(Page element annotations)
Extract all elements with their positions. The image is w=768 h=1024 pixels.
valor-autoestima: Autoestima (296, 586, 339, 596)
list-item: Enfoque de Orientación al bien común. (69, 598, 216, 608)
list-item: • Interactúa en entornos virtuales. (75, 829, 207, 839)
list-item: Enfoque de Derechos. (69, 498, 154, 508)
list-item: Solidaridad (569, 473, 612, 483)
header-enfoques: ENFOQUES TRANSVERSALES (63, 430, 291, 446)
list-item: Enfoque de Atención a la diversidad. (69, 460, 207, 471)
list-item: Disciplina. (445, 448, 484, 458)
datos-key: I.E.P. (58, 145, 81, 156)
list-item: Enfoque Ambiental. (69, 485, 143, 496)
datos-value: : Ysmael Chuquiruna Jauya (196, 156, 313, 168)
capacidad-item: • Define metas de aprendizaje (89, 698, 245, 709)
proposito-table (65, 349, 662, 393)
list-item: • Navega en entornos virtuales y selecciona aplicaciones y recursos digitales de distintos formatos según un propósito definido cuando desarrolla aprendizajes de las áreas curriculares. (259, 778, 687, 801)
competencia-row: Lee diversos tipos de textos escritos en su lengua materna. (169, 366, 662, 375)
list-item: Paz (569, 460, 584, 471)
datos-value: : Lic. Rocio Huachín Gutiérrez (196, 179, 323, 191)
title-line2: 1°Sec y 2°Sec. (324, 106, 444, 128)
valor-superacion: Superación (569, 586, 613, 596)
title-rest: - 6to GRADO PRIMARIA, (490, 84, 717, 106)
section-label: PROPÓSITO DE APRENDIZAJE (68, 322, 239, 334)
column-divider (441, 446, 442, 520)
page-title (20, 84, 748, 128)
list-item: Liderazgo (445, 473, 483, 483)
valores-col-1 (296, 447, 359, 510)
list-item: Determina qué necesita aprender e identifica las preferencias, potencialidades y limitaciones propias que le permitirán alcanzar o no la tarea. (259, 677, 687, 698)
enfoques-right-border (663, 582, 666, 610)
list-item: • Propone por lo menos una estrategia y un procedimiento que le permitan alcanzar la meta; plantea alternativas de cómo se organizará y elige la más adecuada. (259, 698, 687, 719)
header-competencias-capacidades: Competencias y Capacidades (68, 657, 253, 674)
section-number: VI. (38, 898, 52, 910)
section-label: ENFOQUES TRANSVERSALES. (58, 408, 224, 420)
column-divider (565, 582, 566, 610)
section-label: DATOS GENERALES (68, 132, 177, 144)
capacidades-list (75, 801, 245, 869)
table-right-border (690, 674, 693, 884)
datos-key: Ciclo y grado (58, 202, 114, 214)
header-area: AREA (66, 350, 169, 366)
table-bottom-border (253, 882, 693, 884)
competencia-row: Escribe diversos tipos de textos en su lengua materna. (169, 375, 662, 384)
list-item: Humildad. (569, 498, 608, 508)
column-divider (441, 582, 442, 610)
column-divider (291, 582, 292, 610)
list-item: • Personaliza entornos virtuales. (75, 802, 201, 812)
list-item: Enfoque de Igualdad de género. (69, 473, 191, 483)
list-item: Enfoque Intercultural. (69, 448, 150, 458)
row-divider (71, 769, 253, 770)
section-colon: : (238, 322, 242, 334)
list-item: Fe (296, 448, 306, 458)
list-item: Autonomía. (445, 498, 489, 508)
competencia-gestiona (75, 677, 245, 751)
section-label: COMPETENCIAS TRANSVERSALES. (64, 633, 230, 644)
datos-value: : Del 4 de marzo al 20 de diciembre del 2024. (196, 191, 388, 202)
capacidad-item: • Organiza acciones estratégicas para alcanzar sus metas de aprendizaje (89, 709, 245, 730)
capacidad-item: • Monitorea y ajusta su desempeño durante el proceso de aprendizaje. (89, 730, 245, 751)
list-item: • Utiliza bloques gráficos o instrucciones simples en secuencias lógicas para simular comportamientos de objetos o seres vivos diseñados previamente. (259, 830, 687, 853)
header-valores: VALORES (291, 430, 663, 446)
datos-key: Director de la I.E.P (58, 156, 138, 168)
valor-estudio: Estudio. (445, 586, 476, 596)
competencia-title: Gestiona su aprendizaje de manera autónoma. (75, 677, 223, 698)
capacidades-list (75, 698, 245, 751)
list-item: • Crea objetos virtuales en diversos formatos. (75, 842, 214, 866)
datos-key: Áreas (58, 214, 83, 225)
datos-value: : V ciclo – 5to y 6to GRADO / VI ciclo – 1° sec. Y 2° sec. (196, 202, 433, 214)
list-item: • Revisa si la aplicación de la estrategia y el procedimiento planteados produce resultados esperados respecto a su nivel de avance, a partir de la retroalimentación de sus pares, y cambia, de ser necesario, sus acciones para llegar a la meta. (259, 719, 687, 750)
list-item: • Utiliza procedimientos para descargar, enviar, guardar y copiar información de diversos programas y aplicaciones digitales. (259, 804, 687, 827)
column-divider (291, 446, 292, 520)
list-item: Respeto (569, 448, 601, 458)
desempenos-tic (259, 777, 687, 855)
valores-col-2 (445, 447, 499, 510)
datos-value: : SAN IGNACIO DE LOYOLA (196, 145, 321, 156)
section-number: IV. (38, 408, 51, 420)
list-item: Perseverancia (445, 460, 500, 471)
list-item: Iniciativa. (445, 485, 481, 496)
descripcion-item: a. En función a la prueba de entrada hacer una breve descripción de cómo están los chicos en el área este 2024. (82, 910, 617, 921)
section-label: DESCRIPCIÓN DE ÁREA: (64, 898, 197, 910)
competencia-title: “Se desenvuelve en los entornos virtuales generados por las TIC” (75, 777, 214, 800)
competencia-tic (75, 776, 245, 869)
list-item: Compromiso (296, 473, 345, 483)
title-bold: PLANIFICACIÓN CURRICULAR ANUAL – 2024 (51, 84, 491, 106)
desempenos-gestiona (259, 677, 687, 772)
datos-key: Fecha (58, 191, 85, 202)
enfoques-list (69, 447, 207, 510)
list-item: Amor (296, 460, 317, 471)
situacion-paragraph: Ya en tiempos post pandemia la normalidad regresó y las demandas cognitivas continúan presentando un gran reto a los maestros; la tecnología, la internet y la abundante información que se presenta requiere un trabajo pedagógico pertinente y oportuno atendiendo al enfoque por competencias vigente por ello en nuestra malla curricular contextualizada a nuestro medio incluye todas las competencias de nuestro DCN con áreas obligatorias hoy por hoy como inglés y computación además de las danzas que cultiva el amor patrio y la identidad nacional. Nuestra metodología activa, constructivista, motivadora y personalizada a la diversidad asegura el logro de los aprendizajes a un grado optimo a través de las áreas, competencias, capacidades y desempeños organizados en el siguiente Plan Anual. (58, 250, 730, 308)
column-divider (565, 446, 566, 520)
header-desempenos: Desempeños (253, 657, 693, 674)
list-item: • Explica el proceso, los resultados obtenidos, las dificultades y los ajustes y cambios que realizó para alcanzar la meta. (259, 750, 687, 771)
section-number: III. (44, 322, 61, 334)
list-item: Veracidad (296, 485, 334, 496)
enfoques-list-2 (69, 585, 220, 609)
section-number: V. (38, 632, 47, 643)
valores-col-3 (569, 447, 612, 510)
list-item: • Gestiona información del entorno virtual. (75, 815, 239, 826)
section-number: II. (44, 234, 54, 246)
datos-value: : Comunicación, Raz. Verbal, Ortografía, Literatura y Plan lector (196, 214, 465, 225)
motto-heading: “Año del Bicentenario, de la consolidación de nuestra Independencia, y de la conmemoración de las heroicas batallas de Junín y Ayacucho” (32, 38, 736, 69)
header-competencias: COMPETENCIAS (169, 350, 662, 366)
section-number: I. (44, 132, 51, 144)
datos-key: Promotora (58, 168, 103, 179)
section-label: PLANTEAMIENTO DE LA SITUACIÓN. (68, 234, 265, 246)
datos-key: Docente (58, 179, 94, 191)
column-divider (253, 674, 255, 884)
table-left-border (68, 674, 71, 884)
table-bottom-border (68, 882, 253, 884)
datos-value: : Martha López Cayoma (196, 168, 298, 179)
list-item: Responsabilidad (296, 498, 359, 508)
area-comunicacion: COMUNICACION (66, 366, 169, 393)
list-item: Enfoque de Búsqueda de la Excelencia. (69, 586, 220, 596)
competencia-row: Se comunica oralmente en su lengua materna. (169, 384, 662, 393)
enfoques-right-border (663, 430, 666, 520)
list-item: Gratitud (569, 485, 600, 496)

> PROBLEM REQUIREMENTS
Copy the records from the first line through the line containing "datos-key: I.E.P. (58, 145, 81, 156)", swapping "Solidaridad" for "Fraternidad" and keeping everything else unchanged. Return only those lines.

> RESPONSE
Extract all elements with their positions. The image is w=768 h=1024 pixels.
valor-autoestima: Autoestima (296, 586, 339, 596)
list-item: Enfoque de Orientación al bien común. (69, 598, 216, 608)
list-item: • Interactúa en entornos virtuales. (75, 829, 207, 839)
list-item: Enfoque de Derechos. (69, 498, 154, 508)
list-item: Fraternidad (569, 473, 612, 483)
header-enfoques: ENFOQUES TRANSVERSALES (63, 430, 291, 446)
list-item: Enfoque de Atención a la diversidad. (69, 460, 207, 471)
list-item: Disciplina. (445, 448, 484, 458)
datos-key: I.E.P. (58, 145, 81, 156)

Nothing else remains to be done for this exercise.